Problem to work on
Go through the material and write it all out exactly, minus the pictures.

Listed records
BEGIN
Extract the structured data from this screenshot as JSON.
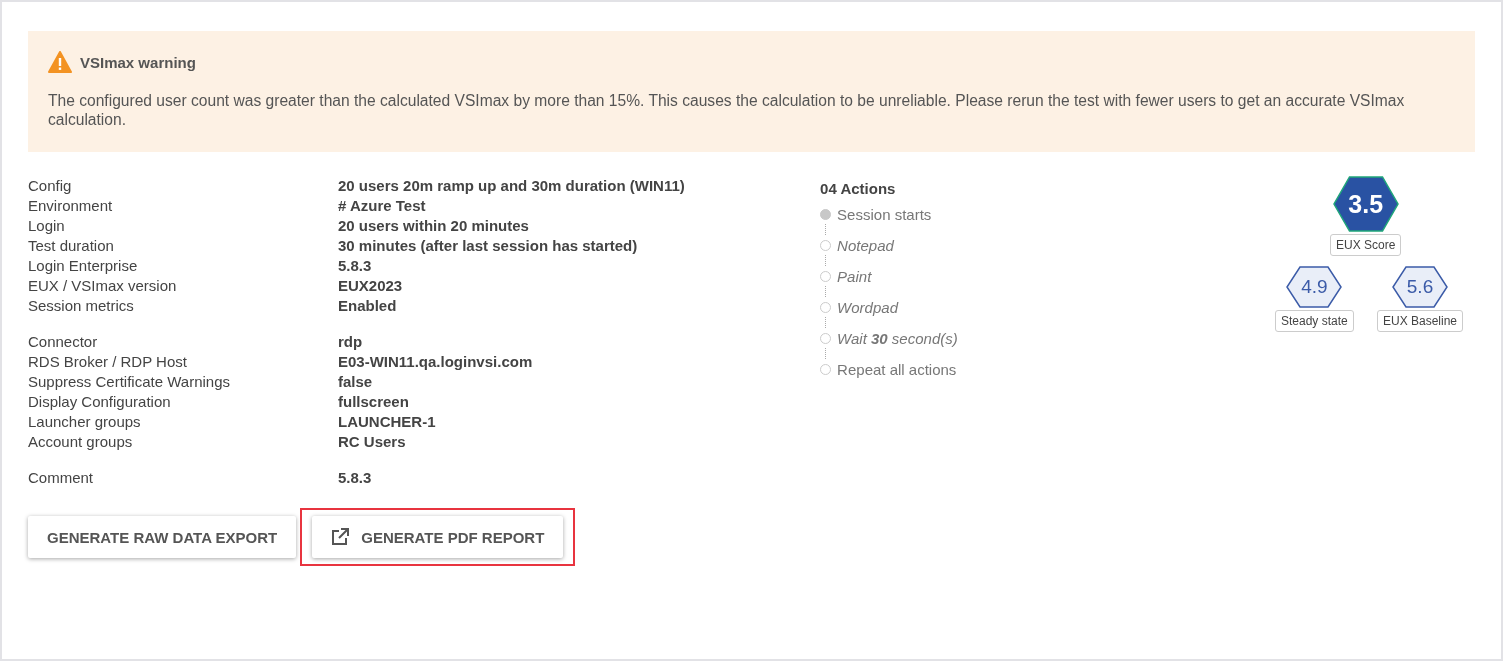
{
  "warning": {
    "title": "VSImax warning",
    "message": "The configured user count was greater than the calculated VSImax by more than 15%. This causes the calculation to be unreliable. Please rerun the test with fewer users to get an accurate VSImax calculation."
  },
  "details": [
    [
      {
        "label": "Config",
        "value": "20 users 20m ramp up and 30m duration (WIN11)"
      },
      {
        "label": "Environment",
        "value": "# Azure Test"
      },
      {
        "label": "Login",
        "value": "20 users within 20 minutes"
      },
      {
        "label": "Test duration",
        "value": "30 minutes (after last session has started)"
      },
      {
        "label": "Login Enterprise",
        "value": "5.8.3"
      },
      {
        "label": "EUX / VSImax version",
        "value": "EUX2023"
      },
      {
        "label": "Session metrics",
        "value": "Enabled"
      }
    ],
    [
      {
        "label": "Connector",
        "value": "rdp"
      },
      {
        "label": "RDS Broker / RDP Host",
        "value": "E03-WIN11.qa.loginvsi.com"
      },
      {
        "label": "Suppress Certificate Warnings",
        "value": "false"
      },
      {
        "label": "Display Configuration",
        "value": "fullscreen"
      },
      {
        "label": "Launcher groups",
        "value": "LAUNCHER-1"
      },
      {
        "label": "Account groups",
        "value": "RC Users"
      }
    ],
    [
      {
        "label": "Comment",
        "value": "5.8.3"
      }
    ]
  ],
  "actions": {
    "title": "04 Actions",
    "items": [
      {
        "kind": "start",
        "label": "Session starts"
      },
      {
        "kind": "app",
        "label": "Notepad"
      },
      {
        "kind": "app",
        "label": "Paint"
      },
      {
        "kind": "app",
        "label": "Wordpad"
      },
      {
        "kind": "app",
        "label": "Wait **30** second(s)"
      },
      {
        "kind": "control",
        "label": "Repeat all actions"
      }
    ]
  },
  "scores": [
    {
      "kind": "primary",
      "value": "3.5",
      "label": "EUX Score"
    },
    {
      "kind": "secondary",
      "value": "4.9",
      "label": "Steady state"
    },
    {
      "kind": "secondary",
      "value": "5.6",
      "label": "EUX Baseline"
    }
  ],
  "buttons": [
    {
      "label": "GENERATE RAW DATA EXPORT",
      "icon": false,
      "highlighted": false
    },
    {
      "label": "GENERATE PDF REPORT",
      "icon": true,
      "highlighted": true
    }
  ]
}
END
Solution below
Extract the structured data from this screenshot as JSON.
{
  "warning": {
    "title": "VSImax warning",
    "message": "The configured user count was greater than the calculated VSImax by more than 15%. This causes the calculation to be unreliable. Please rerun the test with fewer users to get an accurate VSImax calculation."
  },
  "details": [
    [
      {
        "label": "Config",
        "value": "20 users 20m ramp up and 30m duration (WIN11)"
      },
      {
        "label": "Environment",
        "value": "# Azure Test"
      },
      {
        "label": "Login",
        "value": "20 users within 20 minutes"
      },
      {
        "label": "Test duration",
        "value": "30 minutes (after last session has started)"
      },
      {
        "label": "Login Enterprise",
        "value": "5.8.3"
      },
      {
        "label": "EUX / VSImax version",
        "value": "EUX2023"
      },
      {
        "label": "Session metrics",
        "value": "Enabled"
      }
    ],
    [
      {
        "label": "Connector",
        "value": "rdp"
      },
      {
        "label": "RDS Broker / RDP Host",
        "value": "E03-WIN11.qa.loginvsi.com"
      },
      {
        "label": "Suppress Certificate Warnings",
        "value": "false"
      },
      {
        "label": "Display Configuration",
        "value": "fullscreen"
      },
      {
        "label": "Launcher groups",
        "value": "LAUNCHER-1"
      },
      {
        "label": "Account groups",
        "value": "RC Users"
      }
    ],
    [
      {
        "label": "Comment",
        "value": "5.8.3"
      }
    ]
  ],
  "actions": {
    "title": "04 Actions",
    "items": [
      {
        "kind": "start",
        "label": "Session starts"
      },
      {
        "kind": "app",
        "label": "Notepad"
      },
      {
        "kind": "app",
        "label": "Paint"
      },
      {
        "kind": "app",
        "label": "Wordpad"
      },
      {
        "kind": "app",
        "label": "Wait **30** second(s)"
      },
      {
        "kind": "control",
        "label": "Repeat all actions"
      }
    ]
  },
  "scores": [
    {
      "kind": "primary",
      "value": "3.5",
      "label": "EUX Score"
    },
    {
      "kind": "secondary",
      "value": "4.9",
      "label": "Steady state"
    },
    {
      "kind": "secondary",
      "value": "5.6",
      "label": "EUX Baseline"
    }
  ],
  "buttons": [
    {
      "label": "GENERATE RAW DATA EXPORT",
      "icon": false,
      "highlighted": false
    },
    {
      "label": "GENERATE PDF REPORT",
      "icon": true,
      "highlighted": true
    }
  ]
}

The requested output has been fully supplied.